Task brief - Go through the data below and gather each line containing "subtitle".
----------
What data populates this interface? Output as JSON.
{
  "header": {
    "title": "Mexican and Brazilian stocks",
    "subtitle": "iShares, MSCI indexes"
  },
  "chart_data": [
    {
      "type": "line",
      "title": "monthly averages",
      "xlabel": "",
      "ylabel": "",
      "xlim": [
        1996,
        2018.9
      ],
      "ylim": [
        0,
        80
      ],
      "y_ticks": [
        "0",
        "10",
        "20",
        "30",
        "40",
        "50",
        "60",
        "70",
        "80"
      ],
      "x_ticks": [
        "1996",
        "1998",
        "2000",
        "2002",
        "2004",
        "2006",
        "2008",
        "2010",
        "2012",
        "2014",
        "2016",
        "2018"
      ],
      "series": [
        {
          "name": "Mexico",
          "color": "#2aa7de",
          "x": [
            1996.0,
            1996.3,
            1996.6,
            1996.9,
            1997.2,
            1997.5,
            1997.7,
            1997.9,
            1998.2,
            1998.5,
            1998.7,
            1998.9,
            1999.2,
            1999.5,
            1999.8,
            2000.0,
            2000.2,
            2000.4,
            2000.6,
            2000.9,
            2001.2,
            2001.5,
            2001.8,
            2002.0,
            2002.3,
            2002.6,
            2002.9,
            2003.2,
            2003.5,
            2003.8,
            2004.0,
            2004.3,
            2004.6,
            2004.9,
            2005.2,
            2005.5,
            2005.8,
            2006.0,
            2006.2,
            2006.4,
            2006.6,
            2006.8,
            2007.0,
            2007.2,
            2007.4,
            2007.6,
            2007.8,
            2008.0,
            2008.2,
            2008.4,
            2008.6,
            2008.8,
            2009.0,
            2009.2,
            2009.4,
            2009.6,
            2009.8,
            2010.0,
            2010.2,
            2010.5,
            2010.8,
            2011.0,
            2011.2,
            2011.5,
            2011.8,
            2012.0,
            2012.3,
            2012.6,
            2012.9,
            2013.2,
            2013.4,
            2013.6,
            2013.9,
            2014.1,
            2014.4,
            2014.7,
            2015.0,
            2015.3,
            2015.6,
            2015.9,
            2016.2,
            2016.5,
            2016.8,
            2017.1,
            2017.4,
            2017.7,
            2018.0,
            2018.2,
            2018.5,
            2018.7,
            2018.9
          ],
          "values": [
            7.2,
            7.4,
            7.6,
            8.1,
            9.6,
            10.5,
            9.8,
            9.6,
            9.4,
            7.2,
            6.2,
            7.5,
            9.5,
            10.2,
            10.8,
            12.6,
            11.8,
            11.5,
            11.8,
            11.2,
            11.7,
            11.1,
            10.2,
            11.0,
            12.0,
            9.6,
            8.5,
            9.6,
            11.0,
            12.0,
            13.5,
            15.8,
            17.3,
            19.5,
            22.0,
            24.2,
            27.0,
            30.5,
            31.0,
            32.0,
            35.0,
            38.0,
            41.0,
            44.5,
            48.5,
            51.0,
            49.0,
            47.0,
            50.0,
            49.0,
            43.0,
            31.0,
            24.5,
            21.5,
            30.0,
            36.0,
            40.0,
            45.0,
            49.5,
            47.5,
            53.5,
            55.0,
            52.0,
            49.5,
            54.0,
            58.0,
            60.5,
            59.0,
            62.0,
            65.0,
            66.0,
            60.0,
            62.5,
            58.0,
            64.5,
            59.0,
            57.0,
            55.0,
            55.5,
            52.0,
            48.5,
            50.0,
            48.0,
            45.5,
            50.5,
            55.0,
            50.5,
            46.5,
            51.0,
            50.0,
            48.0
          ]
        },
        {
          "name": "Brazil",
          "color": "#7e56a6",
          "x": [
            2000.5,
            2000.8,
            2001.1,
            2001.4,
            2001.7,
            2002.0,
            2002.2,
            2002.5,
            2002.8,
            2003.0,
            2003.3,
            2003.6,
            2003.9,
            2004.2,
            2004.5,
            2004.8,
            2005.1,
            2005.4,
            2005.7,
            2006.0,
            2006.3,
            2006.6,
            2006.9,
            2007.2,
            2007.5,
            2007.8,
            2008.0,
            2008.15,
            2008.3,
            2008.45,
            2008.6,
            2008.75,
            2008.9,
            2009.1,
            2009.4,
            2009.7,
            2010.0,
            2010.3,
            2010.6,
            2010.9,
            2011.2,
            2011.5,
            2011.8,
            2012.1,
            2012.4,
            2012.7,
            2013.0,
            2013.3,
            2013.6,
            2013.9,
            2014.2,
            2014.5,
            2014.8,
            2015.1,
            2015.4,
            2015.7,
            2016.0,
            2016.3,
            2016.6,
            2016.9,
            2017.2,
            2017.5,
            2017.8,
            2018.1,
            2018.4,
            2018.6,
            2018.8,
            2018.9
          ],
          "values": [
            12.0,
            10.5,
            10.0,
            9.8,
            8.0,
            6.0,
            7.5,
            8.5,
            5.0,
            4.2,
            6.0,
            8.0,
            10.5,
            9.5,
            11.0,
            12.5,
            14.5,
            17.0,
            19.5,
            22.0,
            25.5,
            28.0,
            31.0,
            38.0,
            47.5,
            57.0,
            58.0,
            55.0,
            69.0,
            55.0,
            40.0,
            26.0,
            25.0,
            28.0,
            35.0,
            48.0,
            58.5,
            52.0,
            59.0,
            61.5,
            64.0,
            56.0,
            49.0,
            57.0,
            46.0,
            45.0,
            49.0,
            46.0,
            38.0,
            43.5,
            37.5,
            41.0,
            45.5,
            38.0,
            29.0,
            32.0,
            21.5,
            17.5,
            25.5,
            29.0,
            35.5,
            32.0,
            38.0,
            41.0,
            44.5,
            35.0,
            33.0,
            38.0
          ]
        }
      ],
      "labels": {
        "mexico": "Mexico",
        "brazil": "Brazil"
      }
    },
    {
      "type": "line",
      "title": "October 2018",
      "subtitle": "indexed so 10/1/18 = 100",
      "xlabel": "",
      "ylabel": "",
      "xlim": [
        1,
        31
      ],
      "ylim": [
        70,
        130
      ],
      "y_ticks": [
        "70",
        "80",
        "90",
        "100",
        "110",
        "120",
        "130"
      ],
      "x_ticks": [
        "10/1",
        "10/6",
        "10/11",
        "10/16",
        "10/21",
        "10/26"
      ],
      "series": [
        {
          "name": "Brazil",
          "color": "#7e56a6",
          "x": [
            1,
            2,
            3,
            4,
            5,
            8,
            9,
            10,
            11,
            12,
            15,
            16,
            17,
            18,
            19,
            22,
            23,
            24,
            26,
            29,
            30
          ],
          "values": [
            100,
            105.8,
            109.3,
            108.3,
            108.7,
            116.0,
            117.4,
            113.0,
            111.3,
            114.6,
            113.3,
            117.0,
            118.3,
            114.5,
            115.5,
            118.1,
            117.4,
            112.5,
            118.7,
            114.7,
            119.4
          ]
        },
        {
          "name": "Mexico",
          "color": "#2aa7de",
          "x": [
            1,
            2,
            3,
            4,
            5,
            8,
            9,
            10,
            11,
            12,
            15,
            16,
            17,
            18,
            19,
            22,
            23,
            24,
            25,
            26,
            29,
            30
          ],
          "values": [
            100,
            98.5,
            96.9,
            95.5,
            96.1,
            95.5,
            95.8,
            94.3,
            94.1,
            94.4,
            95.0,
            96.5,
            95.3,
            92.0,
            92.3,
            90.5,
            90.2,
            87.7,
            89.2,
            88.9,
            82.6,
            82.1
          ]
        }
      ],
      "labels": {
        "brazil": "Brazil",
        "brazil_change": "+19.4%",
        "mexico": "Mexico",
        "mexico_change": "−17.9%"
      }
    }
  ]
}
----------
Solution to this exercise -
    "subtitle": "iShares, MSCI indexes"
      "subtitle": "indexed so 10/1/18 = 100",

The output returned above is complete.